Directive: Write out each line of the listing as a JSON list of strings, one string per line, skipping blank lines.

# # # #

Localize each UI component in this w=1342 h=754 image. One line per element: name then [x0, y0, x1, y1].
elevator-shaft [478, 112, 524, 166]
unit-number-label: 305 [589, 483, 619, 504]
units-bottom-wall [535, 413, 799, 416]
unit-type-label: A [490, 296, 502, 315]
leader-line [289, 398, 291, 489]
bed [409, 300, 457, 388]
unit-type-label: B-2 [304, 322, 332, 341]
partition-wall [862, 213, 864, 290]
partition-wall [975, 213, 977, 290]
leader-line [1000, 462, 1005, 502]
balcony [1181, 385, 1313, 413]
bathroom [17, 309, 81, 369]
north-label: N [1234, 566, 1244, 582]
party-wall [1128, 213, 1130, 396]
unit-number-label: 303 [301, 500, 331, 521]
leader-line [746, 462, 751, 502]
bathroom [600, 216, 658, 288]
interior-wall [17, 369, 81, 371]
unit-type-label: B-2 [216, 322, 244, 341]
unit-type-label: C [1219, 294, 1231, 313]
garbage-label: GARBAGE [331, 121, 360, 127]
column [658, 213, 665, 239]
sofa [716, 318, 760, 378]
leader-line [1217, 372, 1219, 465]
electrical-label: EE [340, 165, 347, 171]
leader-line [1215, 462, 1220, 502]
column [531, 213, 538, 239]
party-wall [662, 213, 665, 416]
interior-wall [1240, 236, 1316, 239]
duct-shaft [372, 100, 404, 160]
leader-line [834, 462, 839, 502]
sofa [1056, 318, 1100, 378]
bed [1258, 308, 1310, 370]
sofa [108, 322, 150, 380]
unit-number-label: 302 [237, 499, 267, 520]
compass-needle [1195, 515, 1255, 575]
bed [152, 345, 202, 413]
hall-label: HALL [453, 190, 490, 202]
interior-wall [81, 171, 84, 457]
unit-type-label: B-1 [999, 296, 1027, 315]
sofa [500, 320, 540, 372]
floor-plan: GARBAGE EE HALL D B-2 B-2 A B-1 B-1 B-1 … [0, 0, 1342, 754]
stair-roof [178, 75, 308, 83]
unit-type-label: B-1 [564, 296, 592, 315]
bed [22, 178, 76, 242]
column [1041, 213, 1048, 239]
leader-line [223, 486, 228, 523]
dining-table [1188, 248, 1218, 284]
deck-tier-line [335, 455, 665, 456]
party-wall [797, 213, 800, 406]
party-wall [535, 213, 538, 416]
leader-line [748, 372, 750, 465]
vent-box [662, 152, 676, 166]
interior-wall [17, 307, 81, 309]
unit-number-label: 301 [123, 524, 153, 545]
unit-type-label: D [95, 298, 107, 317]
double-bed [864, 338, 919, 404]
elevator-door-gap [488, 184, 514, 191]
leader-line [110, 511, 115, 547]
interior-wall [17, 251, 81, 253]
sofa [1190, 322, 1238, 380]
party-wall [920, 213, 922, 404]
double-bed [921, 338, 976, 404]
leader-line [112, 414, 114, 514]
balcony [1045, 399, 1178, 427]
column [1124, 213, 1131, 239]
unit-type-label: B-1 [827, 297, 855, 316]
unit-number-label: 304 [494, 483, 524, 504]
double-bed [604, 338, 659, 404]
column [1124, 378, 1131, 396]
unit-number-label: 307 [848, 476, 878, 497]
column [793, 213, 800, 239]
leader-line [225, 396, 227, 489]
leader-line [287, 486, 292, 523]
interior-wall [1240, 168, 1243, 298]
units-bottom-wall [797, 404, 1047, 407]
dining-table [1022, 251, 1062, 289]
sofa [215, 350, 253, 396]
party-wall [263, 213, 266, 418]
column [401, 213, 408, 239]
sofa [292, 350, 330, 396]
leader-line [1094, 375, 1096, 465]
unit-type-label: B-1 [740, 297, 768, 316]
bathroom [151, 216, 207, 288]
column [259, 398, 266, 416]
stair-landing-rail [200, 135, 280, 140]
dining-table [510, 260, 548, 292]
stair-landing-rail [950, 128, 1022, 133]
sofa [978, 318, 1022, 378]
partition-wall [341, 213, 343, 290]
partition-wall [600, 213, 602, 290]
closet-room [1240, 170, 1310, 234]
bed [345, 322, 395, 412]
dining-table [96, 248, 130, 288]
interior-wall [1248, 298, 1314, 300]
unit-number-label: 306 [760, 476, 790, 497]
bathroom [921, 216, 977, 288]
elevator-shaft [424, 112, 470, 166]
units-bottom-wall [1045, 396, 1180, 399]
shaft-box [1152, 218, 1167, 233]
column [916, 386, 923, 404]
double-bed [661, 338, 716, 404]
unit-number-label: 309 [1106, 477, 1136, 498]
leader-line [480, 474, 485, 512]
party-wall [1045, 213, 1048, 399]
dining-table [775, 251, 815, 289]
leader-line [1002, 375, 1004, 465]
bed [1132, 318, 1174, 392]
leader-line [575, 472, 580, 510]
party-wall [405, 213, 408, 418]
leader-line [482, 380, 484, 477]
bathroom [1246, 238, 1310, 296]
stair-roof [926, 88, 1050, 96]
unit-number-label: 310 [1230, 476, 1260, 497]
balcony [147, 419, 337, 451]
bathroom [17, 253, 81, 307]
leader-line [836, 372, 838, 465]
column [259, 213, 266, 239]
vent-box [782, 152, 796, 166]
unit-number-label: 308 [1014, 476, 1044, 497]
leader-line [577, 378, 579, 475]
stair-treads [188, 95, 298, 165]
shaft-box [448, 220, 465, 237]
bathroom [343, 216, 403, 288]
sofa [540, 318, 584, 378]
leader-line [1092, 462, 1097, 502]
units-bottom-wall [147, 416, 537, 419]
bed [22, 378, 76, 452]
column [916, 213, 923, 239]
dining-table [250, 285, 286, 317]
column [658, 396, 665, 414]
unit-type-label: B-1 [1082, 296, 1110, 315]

# # # #

Result:
[
  "Localize each UI component in this w=1342 h=754 image. One line per element: name then [x0, y0, x1, y1].",
  "elevator-shaft [478, 112, 524, 166]",
  "unit-number-label: 305 [589, 483, 619, 504]",
  "units-bottom-wall [535, 413, 799, 416]",
  "unit-type-label: A [490, 296, 502, 315]",
  "leader-line [289, 398, 291, 489]",
  "bed [409, 300, 457, 388]",
  "unit-type-label: B-2 [304, 322, 332, 341]",
  "partition-wall [862, 213, 864, 290]",
  "partition-wall [975, 213, 977, 290]",
  "leader-line [1000, 462, 1005, 502]",
  "balcony [1181, 385, 1313, 413]",
  "bathroom [17, 309, 81, 369]",
  "north-label: N [1234, 566, 1244, 582]",
  "party-wall [1128, 213, 1130, 396]",
  "unit-number-label: 303 [301, 500, 331, 521]",
  "leader-line [746, 462, 751, 502]",
  "bathroom [600, 216, 658, 288]",
  "interior-wall [17, 369, 81, 371]",
  "unit-type-label: B-2 [216, 322, 244, 341]",
  "unit-type-label: C [1219, 294, 1231, 313]",
  "garbage-label: GARBAGE [331, 121, 360, 127]",
  "column [658, 213, 665, 239]",
  "sofa [716, 318, 760, 378]",
  "leader-line [1217, 372, 1219, 465]",
  "electrical-label: EE [340, 165, 347, 171]",
  "leader-line [1215, 462, 1220, 502]",
  "column [531, 213, 538, 239]",
  "party-wall [662, 213, 665, 416]",
  "interior-wall [1240, 236, 1316, 239]",
  "duct-shaft [372, 100, 404, 160]",
  "leader-line [834, 462, 839, 502]",
  "sofa [1056, 318, 1100, 378]",
  "bed [1258, 308, 1310, 370]",
  "sofa [108, 322, 150, 380]",
  "unit-number-label: 302 [237, 499, 267, 520]",
  "compass-needle [1195, 515, 1255, 575]",
  "bed [152, 345, 202, 413]",
  "hall-label: HALL [453, 190, 490, 202]",
  "interior-wall [81, 171, 84, 457]",
  "unit-type-label: B-1 [999, 296, 1027, 315]",
  "sofa [500, 320, 540, 372]",
  "floor-plan: GARBAGE EE HALL D B-2 B-2 A B-1 B-1 B-1 … [0, 0, 1342, 754]",
  "stair-roof [178, 75, 308, 83]",
  "unit-type-label: B-1 [564, 296, 592, 315]",
  "bed [22, 178, 76, 242]",
  "column [1041, 213, 1048, 239]",
  "leader-line [223, 486, 228, 523]",
  "dining-table [1188, 248, 1218, 284]",
  "deck-tier-line [335, 455, 665, 456]",
  "party-wall [797, 213, 800, 406]",
  "party-wall [535, 213, 538, 416]",
  "leader-line [748, 372, 750, 465]",
  "vent-box [662, 152, 676, 166]",
  "interior-wall [17, 307, 81, 309]",
  "unit-number-label: 301 [123, 524, 153, 545]",
  "unit-type-label: D [95, 298, 107, 317]",
  "double-bed [864, 338, 919, 404]",
  "elevator-door-gap [488, 184, 514, 191]",
  "leader-line [110, 511, 115, 547]",
  "interior-wall [17, 251, 81, 253]",
  "sofa [1190, 322, 1238, 380]",
  "party-wall [920, 213, 922, 404]",
  "double-bed [921, 338, 976, 404]",
  "leader-line [112, 414, 114, 514]",
  "balcony [1045, 399, 1178, 427]",
  "column [1124, 213, 1131, 239]",
  "unit-type-label: B-1 [827, 297, 855, 316]",
  "unit-number-label: 304 [494, 483, 524, 504]",
  "double-bed [604, 338, 659, 404]",
  "column [1124, 378, 1131, 396]",
  "unit-number-label: 307 [848, 476, 878, 497]",
  "column [793, 213, 800, 239]",
  "leader-line [225, 396, 227, 489]",
  "leader-line [287, 486, 292, 523]",
  "interior-wall [1240, 168, 1243, 298]",
  "units-bottom-wall [797, 404, 1047, 407]",
  "dining-table [1022, 251, 1062, 289]",
  "sofa [215, 350, 253, 396]",
  "party-wall [263, 213, 266, 418]",
  "column [401, 213, 408, 239]",
  "sofa [292, 350, 330, 396]",
  "leader-line [1094, 375, 1096, 465]",
  "unit-type-label: B-1 [740, 297, 768, 316]",
  "bathroom [151, 216, 207, 288]",
  "column [259, 398, 266, 416]",
  "stair-landing-rail [200, 135, 280, 140]",
  "dining-table [510, 260, 548, 292]",
  "stair-landing-rail [950, 128, 1022, 133]",
  "sofa [978, 318, 1022, 378]",
  "partition-wall [341, 213, 343, 290]",
  "partition-wall [600, 213, 602, 290]",
  "closet-room [1240, 170, 1310, 234]",
  "bed [345, 322, 395, 412]",
  "dining-table [96, 248, 130, 288]",
  "interior-wall [1248, 298, 1314, 300]",
  "unit-number-label: 306 [760, 476, 790, 497]",
  "bathroom [921, 216, 977, 288]",
  "elevator-shaft [424, 112, 470, 166]",
  "units-bottom-wall [1045, 396, 1180, 399]",
  "shaft-box [1152, 218, 1167, 233]",
  "column [916, 386, 923, 404]",
  "double-bed [661, 338, 716, 404]",
  "unit-number-label: 309 [1106, 477, 1136, 498]",
  "leader-line [480, 474, 485, 512]",
  "party-wall [1045, 213, 1048, 399]",
  "dining-table [775, 251, 815, 289]",
  "leader-line [1002, 375, 1004, 465]",
  "bed [1132, 318, 1174, 392]",
  "leader-line [575, 472, 580, 510]",
  "party-wall [405, 213, 408, 418]",
  "leader-line [482, 380, 484, 477]",
  "bathroom [1246, 238, 1310, 296]",
  "stair-roof [926, 88, 1050, 96]",
  "unit-number-label: 310 [1230, 476, 1260, 497]",
  "balcony [147, 419, 337, 451]",
  "bathroom [17, 253, 81, 307]",
  "leader-line [836, 372, 838, 465]",
  "column [259, 213, 266, 239]",
  "vent-box [782, 152, 796, 166]",
  "unit-number-label: 308 [1014, 476, 1044, 497]",
  "leader-line [577, 378, 579, 475]",
  "stair-treads [188, 95, 298, 165]",
  "shaft-box [448, 220, 465, 237]",
  "bathroom [343, 216, 403, 288]",
  "sofa [540, 318, 584, 378]",
  "leader-line [1092, 462, 1097, 502]",
  "units-bottom-wall [147, 416, 537, 419]",
  "bed [22, 378, 76, 452]",
  "column [916, 213, 923, 239]",
  "dining-table [250, 285, 286, 317]",
  "column [658, 396, 665, 414]",
  "unit-type-label: B-1 [1082, 296, 1110, 315]"
]